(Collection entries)
§

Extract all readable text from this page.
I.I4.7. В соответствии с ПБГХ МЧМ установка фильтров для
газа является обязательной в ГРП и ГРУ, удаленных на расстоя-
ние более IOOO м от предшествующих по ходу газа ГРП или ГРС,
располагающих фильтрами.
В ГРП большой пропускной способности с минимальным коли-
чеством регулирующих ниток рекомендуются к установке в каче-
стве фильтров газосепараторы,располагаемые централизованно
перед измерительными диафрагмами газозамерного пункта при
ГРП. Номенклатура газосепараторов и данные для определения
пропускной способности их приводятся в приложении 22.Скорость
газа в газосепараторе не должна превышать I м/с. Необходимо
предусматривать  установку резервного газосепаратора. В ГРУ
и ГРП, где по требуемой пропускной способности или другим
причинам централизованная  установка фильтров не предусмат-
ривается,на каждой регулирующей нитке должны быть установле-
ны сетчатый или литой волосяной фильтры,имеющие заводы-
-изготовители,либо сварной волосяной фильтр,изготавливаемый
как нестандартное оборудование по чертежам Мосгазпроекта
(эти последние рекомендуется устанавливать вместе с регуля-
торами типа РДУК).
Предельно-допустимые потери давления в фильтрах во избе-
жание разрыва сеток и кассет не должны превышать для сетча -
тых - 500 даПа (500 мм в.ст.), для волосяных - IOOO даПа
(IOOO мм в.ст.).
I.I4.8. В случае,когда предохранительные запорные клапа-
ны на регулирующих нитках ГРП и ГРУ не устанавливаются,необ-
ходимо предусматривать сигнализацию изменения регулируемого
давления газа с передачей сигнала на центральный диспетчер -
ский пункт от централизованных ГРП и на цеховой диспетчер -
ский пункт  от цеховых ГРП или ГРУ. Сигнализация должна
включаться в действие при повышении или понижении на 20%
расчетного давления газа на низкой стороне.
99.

§

▶ Instructions to follow
Please restate the records in full, word for word.

▶ Correct output
Extract all readable text from this page.
I.I4.7. В соответствии с ПБГХ МЧМ установка фильтров для
газа является обязательной в ГРП и ГРУ, удаленных на расстоя-
ние более IOOO м от предшествующих по ходу газа ГРП или ГРС,
располагающих фильтрами.
В ГРП большой пропускной способности с минимальным коли-
чеством регулирующих ниток рекомендуются к установке в каче-
стве фильтров газосепараторы,располагаемые централизованно
перед измерительными диафрагмами газозамерного пункта при
ГРП. Номенклатура газосепараторов и данные для определения
пропускной способности их приводятся в приложении 22.Скорость
газа в газосепараторе не должна превышать I м/с. Необходимо
предусматривать  установку резервного газосепаратора. В ГРУ
и ГРП, где по требуемой пропускной способности или другим
причинам централизованная  установка фильтров не предусмат-
ривается,на каждой регулирующей нитке должны быть установле-
ны сетчатый или литой волосяной фильтры,имеющие заводы-
-изготовители,либо сварной волосяной фильтр,изготавливаемый
как нестандартное оборудование по чертежам Мосгазпроекта
(эти последние рекомендуется устанавливать вместе с регуля-
торами типа РДУК).
Предельно-допустимые потери давления в фильтрах во избе-
жание разрыва сеток и кассет не должны превышать для сетча -
тых - 500 даПа (500 мм в.ст.), для волосяных - IOOO даПа
(IOOO мм в.ст.).
I.I4.8. В случае,когда предохранительные запорные клапа-
ны на регулирующих нитках ГРП и ГРУ не устанавливаются,необ-
ходимо предусматривать сигнализацию изменения регулируемого
давления газа с передачей сигнала на центральный диспетчер -
ский пункт от централизованных ГРП и на цеховой диспетчер -
ский пункт  от цеховых ГРП или ГРУ. Сигнализация должна
включаться в действие при повышении или понижении на 20%
расчетного давления газа на низкой стороне.
99.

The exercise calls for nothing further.